-- begin --

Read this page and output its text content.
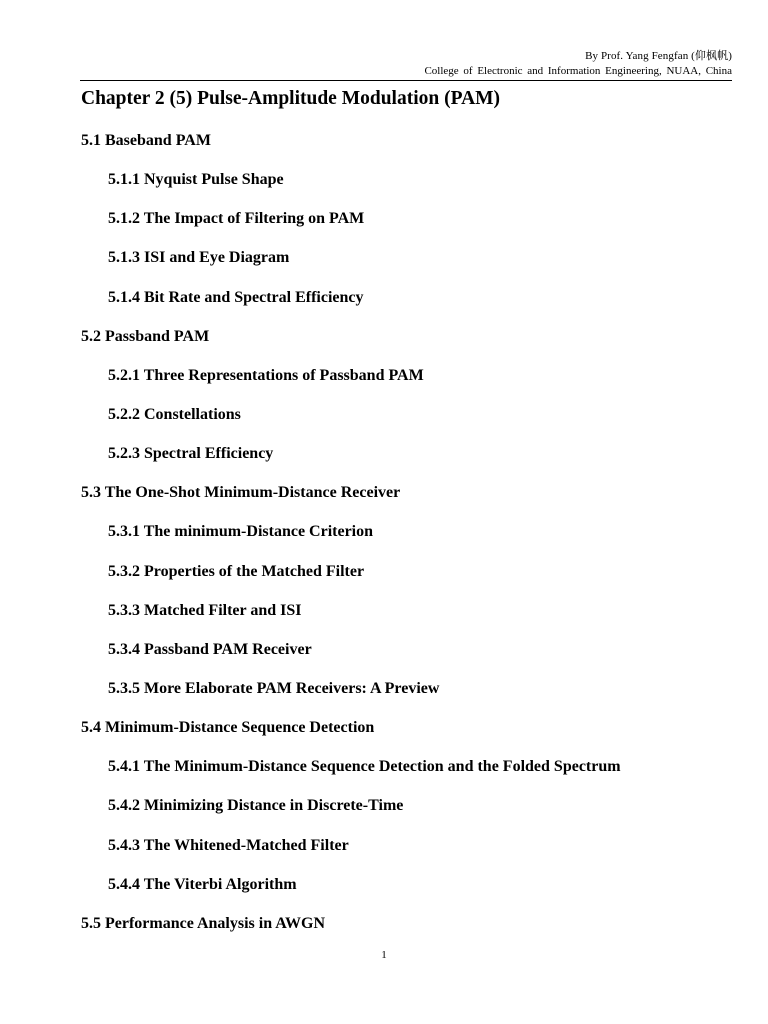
By Prof. Yang Fengfan (仰枫帆)
College of Electronic and Information Engineering, NUAA, China
Chapter 2 (5) Pulse-Amplitude Modulation (PAM)
5.1 Baseband PAM
5.1.1 Nyquist Pulse Shape
5.1.2 The Impact of Filtering on PAM
5.1.3 ISI and Eye Diagram
5.1.4 Bit Rate and Spectral Efficiency
5.2 Passband PAM
5.2.1 Three Representations of Passband PAM
5.2.2 Constellations
5.2.3 Spectral Efficiency
5.3 The One-Shot Minimum-Distance Receiver
5.3.1 The minimum-Distance Criterion
5.3.2 Properties of the Matched Filter
5.3.3 Matched Filter and ISI
5.3.4 Passband PAM Receiver
5.3.5 More Elaborate PAM Receivers: A Preview
5.4 Minimum-Distance Sequence Detection
5.4.1 The Minimum-Distance Sequence Detection and the Folded Spectrum
5.4.2 Minimizing Distance in Discrete-Time
5.4.3 The Whitened-Matched Filter
5.4.4 The Viterbi Algorithm
5.5 Performance Analysis in AWGN
1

-- end --

Your task is to repeat the material above exactly, without its pictures.

> _Answer to the task_
Read this page and output its text content.
By Prof. Yang Fengfan (仰枫帆)
College of Electronic and Information Engineering, NUAA, China
Chapter 2 (5) Pulse-Amplitude Modulation (PAM)
5.1 Baseband PAM
5.1.1 Nyquist Pulse Shape
5.1.2 The Impact of Filtering on PAM
5.1.3 ISI and Eye Diagram
5.1.4 Bit Rate and Spectral Efficiency
5.2 Passband PAM
5.2.1 Three Representations of Passband PAM
5.2.2 Constellations
5.2.3 Spectral Efficiency
5.3 The One-Shot Minimum-Distance Receiver
5.3.1 The minimum-Distance Criterion
5.3.2 Properties of the Matched Filter
5.3.3 Matched Filter and ISI
5.3.4 Passband PAM Receiver
5.3.5 More Elaborate PAM Receivers: A Preview
5.4 Minimum-Distance Sequence Detection
5.4.1 The Minimum-Distance Sequence Detection and the Folded Spectrum
5.4.2 Minimizing Distance in Discrete-Time
5.4.3 The Whitened-Matched Filter
5.4.4 The Viterbi Algorithm
5.5 Performance Analysis in AWGN
1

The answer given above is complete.